Records for the task
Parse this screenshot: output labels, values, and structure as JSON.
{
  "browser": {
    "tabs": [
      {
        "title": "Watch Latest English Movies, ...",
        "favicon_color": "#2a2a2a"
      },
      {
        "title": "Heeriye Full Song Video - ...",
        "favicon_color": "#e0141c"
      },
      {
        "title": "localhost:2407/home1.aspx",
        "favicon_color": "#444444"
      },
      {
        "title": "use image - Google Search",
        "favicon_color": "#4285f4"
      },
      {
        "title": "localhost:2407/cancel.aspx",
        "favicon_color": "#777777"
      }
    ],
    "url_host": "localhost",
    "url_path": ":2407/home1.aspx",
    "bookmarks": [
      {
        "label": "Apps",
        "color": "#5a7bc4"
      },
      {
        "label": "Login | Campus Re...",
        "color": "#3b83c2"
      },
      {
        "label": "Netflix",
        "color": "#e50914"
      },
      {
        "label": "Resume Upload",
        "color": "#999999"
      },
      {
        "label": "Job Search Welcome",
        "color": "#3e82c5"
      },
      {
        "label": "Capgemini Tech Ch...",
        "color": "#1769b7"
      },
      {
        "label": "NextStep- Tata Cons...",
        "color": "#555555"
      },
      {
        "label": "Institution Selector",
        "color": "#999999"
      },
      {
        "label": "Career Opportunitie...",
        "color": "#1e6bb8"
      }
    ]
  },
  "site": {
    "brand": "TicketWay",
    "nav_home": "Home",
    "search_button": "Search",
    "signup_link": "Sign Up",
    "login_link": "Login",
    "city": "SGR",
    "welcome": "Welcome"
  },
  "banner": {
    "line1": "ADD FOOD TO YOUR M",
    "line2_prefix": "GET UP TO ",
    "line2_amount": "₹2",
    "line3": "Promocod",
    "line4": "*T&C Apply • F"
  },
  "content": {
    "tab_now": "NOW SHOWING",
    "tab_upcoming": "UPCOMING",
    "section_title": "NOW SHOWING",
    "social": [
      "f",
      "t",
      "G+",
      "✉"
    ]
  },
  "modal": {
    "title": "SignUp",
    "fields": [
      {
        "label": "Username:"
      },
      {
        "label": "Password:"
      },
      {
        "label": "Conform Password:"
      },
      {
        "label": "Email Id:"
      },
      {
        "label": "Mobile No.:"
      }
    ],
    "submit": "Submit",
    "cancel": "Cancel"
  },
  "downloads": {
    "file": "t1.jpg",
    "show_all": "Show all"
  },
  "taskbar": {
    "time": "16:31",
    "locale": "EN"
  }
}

Task to carry out
Copy every line of the data that holds the string "Search".

Output below
        "title": "use image - Google Search",
        "label": "Job Search Welcome",
    "search_button": "Search",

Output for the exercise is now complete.